== SHORT PROBLEM ==
Report the total number of lines that include the string "Read", without any other text.

== INPUT RECORDS ==
□ □ □ □ □ □ □

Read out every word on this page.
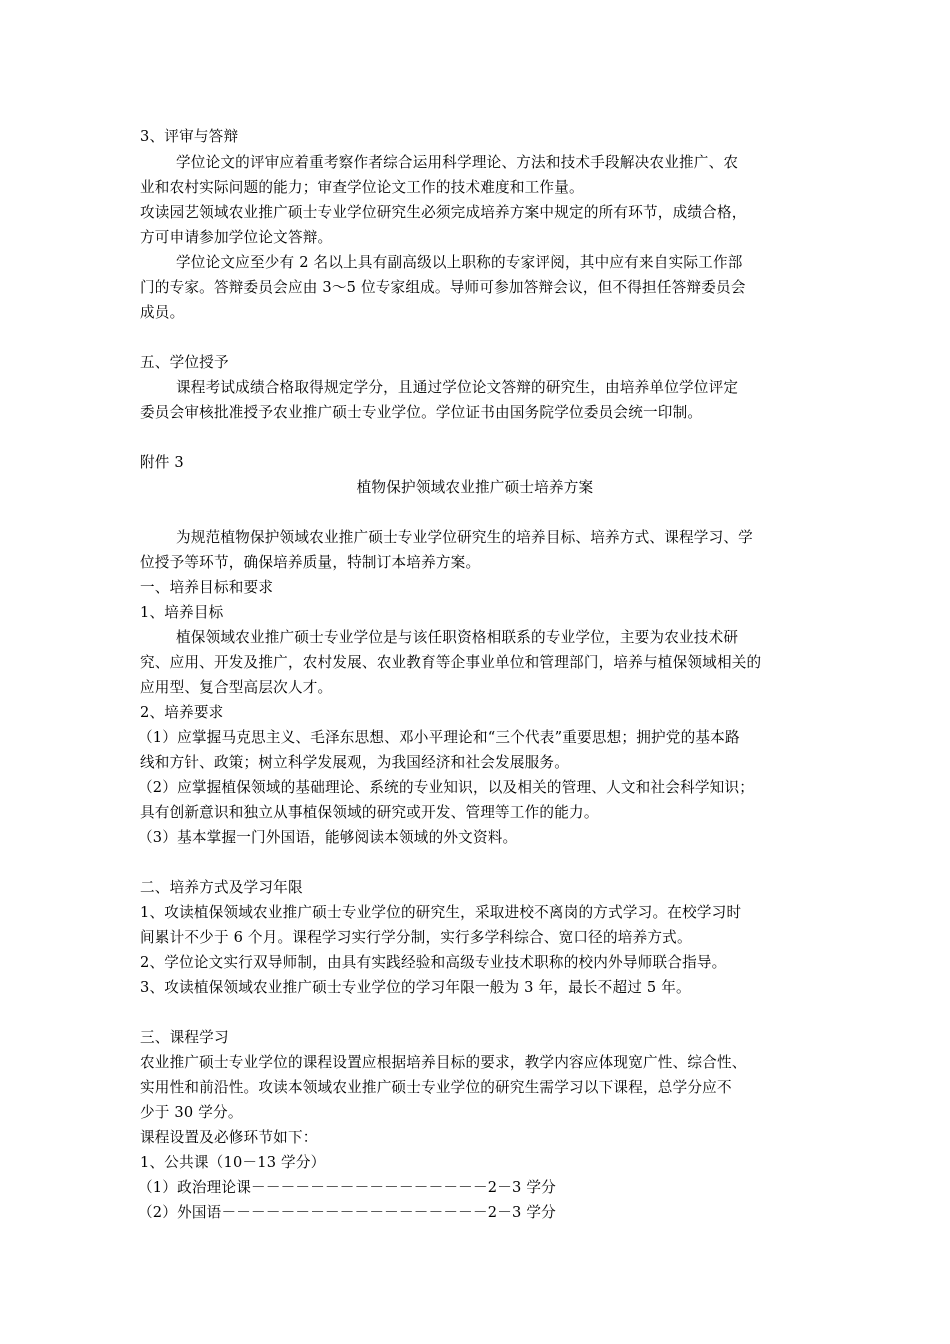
3、评审与答辩
学位论文的评审应着重考察作者综合运用科学理论、方法和技术手段解决农业推广、农
业和农村实际问题的能力；审查学位论文工作的技术难度和工作量。
攻读园艺领域农业推广硕士专业学位研究生必须完成培养方案中规定的所有环节，成绩合格，
方可申请参加学位论文答辩。
学位论文应至少有 2 名以上具有副高级以上职称的专家评阅，其中应有来自实际工作部
门的专家。答辩委员会应由 3～5 位专家组成。导师可参加答辩会议，但不得担任答辩委员会
成员。
五、学位授予
课程考试成绩合格取得规定学分，且通过学位论文答辩的研究生，由培养单位学位评定
委员会审核批准授予农业推广硕士专业学位。学位证书由国务院学位委员会统一印制。
附件 3
植物保护领域农业推广硕士培养方案
为规范植物保护领域农业推广硕士专业学位研究生的培养目标、培养方式、课程学习、学
位授予等环节，确保培养质量，特制订本培养方案。
一、培养目标和要求
1、培养目标
植保领域农业推广硕士专业学位是与该任职资格相联系的专业学位，主要为农业技术研
究、应用、开发及推广，农村发展、农业教育等企事业单位和管理部门，培养与植保领域相关的
应用型、复合型高层次人才。
2、培养要求
（1）应掌握马克思主义、毛泽东思想、邓小平理论和“三个代表”重要思想；拥护党的基本路
线和方针、政策；树立科学发展观，为我国经济和社会发展服务。
（2）应掌握植保领域的基础理论、系统的专业知识，以及相关的管理、人文和社会科学知识；
具有创新意识和独立从事植保领域的研究或开发、管理等工作的能力。
（3）基本掌握一门外国语，能够阅读本领域的外文资料。
二、培养方式及学习年限
1、攻读植保领域农业推广硕士专业学位的研究生，采取进校不离岗的方式学习。在校学习时
间累计不少于 6 个月。课程学习实行学分制，实行多学科综合、宽口径的培养方式。
2、学位论文实行双导师制，由具有实践经验和高级专业技术职称的校内外导师联合指导。
3、攻读植保领域农业推广硕士专业学位的学习年限一般为 3 年，最长不超过 5 年。
三、课程学习
农业推广硕士专业学位的课程设置应根据培养目标的要求，教学内容应体现宽广性、综合性、
实用性和前沿性。攻读本领域农业推广硕士专业学位的研究生需学习以下课程，总学分应不
少于 30 学分。
课程设置及必修环节如下：
1、公共课（10－13 学分）
（1）政治理论课－－－－－－－－－－－－－－－－2－3 学分
（2）外国语－－－－－－－－－－－－－－－－－－2－3 学分
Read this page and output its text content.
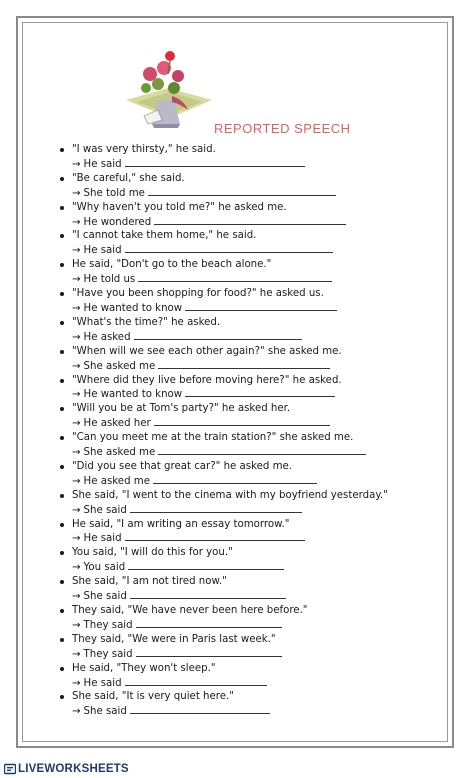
REPORTED SPEECH
"I was very thirsty," he said.
→ He said
"Be careful," she said.
→ She told me
"Why haven't you told me?" he asked me.
→ He wondered
"I cannot take them home," he said.
→ He said
He said, "Don't go to the beach alone."
→ He told us
"Have you been shopping for food?" he asked us.
→ He wanted to know
"What's the time?" he asked.
→ He asked
"When will we see each other again?" she asked me.
→ She asked me
"Where did they live before moving here?" he asked.
→ He wanted to know
"Will you be at Tom's party?" he asked her.
→ He asked her
"Can you meet me at the train station?" she asked me.
→ She asked me
"Did you see that great car?" he asked me.
→ He asked me
She said, "I went to the cinema with my boyfriend yesterday."
→ She said
He said, "I am writing an essay tomorrow."
→ He said
You said, "I will do this for you."
→ You said
She said, "I am not tired now."
→ She said
They said, "We have never been here before."
→ They said
They said, "We were in Paris last week."
→ They said
He said, "They won't sleep."
→ He said
She said, "It is very quiet here."
→ She said
LIVEWORKSHEETS
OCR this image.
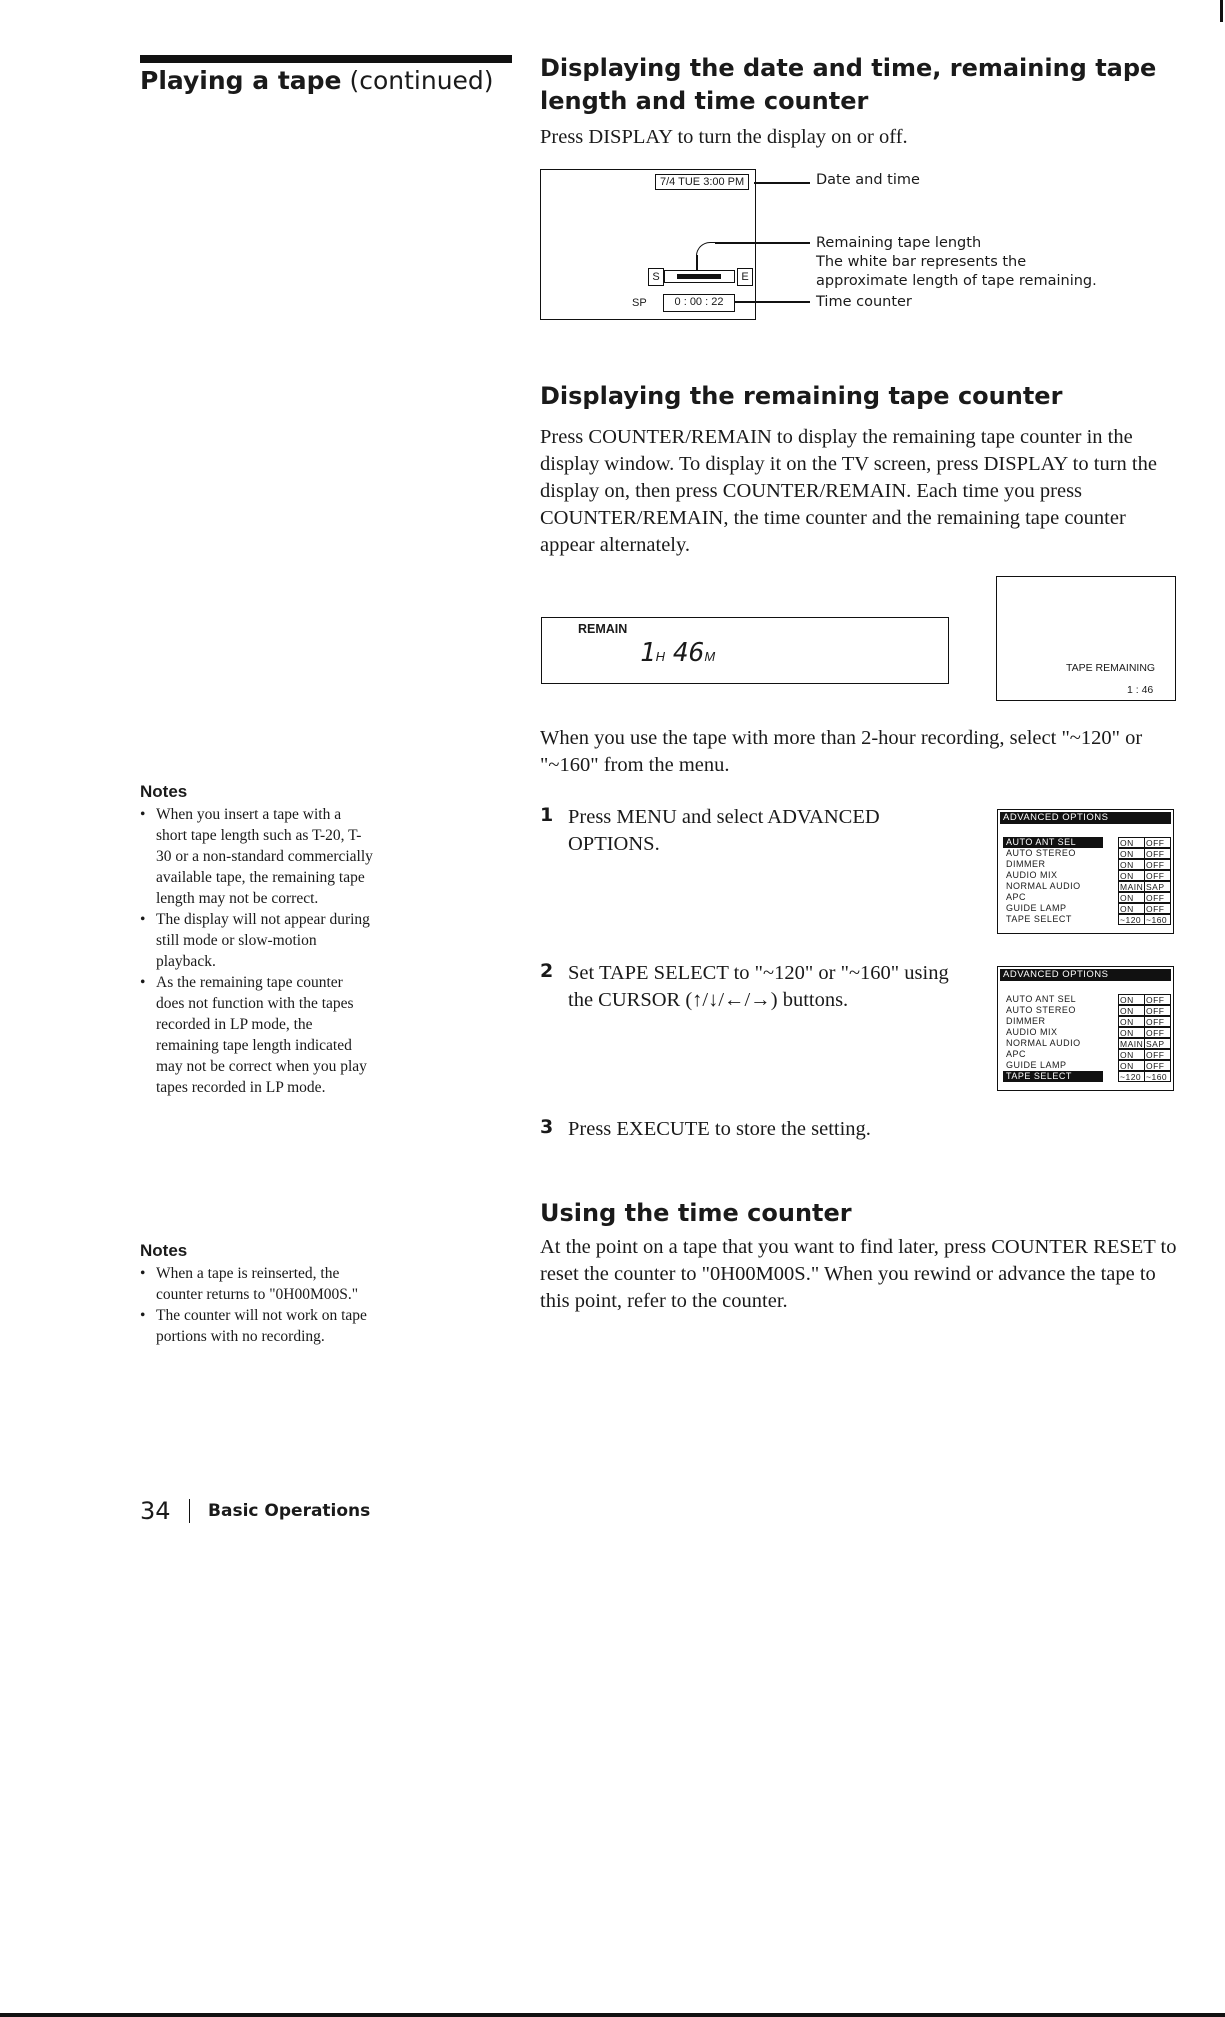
Playing a tape (continued) Displaying the date and time, remaining tape length and time counter
Press DISPLAY to turn the display on or off.
7/4 TUE 3:00 PM	Date and time
S	E
Remaining tape length
The white bar represents the approximate length of tape remaining.
SP	0 : 00 : 22	Time counter
Displaying the remaining tape counter
Press COUNTER/REMAIN to display the remaining tape counter in the display window. To display it on the TV screen, press DISPLAY to turn the display on, then press COUNTER/REMAIN. Each time you press COUNTER/REMAIN, the time counter and the remaining tape counter appear alternately.
REMAIN
1H 46M
TAPE REMAINING
1 : 46
When you use the tape with more than 2-hour recording, select "~120" or "~160" from the menu.
1 Press MENU and select ADVANCED OPTIONS.
2 Set TAPE SELECT to "~120" or "~160" using the CURSOR (↑/↓/←/→) buttons.
3 Press EXECUTE to store the setting.
ADVANCED OPTIONS
AUTO ANT SEL	ON	OFF
AUTO STEREO	ON	OFF
DIMMER	ON	OFF
AUDIO MIX	ON	OFF
NORMAL AUDIO	MAIN SAP
APC	ON	OFF
GUIDE LAMP	ON	OFF
TAPE SELECT	~120 ~160
ADVANCED OPTIONS
AUTO ANT SEL	ON	OFF
AUTO STEREO	ON	OFF
DIMMER	ON	OFF
AUDIO MIX	ON	OFF
NORMAL AUDIO	MAIN SAP
APC	ON	OFF
GUIDE LAMP	ON	OFF
TAPE SELECT	~120 ~160
Using the time counter
At the point on a tape that you want to find later, press COUNTER RESET to reset the counter to "0H00M00S." When you rewind or advance the tape to this point, refer to the counter.
Notes
• When you insert a tape with a short tape length such as T-20, T-30 or a non-standard commercially available tape, the remaining tape length may not be correct.
• The display will not appear during still mode or slow-motion playback.
• As the remaining tape counter does not function with the tapes recorded in LP mode, the remaining tape length indicated may not be correct when you play tapes recorded in LP mode.
Notes
• When a tape is reinserted, the counter returns to "0H00M00S."
• The counter will not work on tape portions with no recording.
34 Basic Operations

□ □ □ □ □ □ □

== PROBLEM SOLUTION ==
2